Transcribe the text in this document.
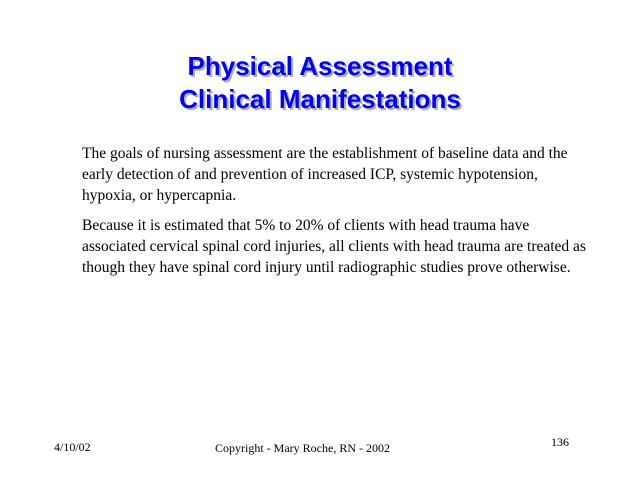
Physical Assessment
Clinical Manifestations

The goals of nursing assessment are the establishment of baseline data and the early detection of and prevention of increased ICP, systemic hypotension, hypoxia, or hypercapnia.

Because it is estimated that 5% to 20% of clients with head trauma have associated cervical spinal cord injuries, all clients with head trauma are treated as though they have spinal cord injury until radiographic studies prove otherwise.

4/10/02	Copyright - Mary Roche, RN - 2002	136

==============================

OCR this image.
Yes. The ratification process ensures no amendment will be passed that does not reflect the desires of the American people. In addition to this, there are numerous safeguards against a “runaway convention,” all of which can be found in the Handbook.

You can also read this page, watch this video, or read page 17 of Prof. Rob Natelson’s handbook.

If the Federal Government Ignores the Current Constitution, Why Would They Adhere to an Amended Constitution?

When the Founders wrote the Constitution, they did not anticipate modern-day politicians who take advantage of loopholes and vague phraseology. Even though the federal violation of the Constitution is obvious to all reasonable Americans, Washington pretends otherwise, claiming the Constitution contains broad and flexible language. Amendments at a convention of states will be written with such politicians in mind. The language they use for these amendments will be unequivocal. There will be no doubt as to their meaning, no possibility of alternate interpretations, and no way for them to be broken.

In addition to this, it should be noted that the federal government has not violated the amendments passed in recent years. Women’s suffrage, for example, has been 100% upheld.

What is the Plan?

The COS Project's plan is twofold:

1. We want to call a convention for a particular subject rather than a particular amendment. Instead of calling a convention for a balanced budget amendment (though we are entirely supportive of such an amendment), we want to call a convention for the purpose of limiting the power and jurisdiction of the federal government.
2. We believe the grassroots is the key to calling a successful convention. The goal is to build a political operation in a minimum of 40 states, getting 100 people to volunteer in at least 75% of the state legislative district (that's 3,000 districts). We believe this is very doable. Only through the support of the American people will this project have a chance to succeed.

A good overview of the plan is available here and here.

==============================

**The task**
Go through the entries above and copy every line containing "this".

**Solved exercise**
Transcribe the text in this document.
OCR this image.
Yes. The ratification process ensures no amendment will be passed that does not reflect the desires of the American people. In addition to this, there are numerous safeguards against a “runaway convention,” all of which can be found in the Handbook.
You can also read this page, watch this video, or read page 17 of Prof. Rob Natelson’s handbook.
In addition to this, it should be noted that the federal government has not violated the amendments passed in recent years. Women’s suffrage, for example, has been 100% upheld.
2. We believe the grassroots is the key to calling a successful convention. The goal is to build a political operation in a minimum of 40 states, getting 100 people to volunteer in at least 75% of the state legislative district (that's 3,000 districts). We believe this is very doable. Only through the support of the American people will this project have a chance to succeed.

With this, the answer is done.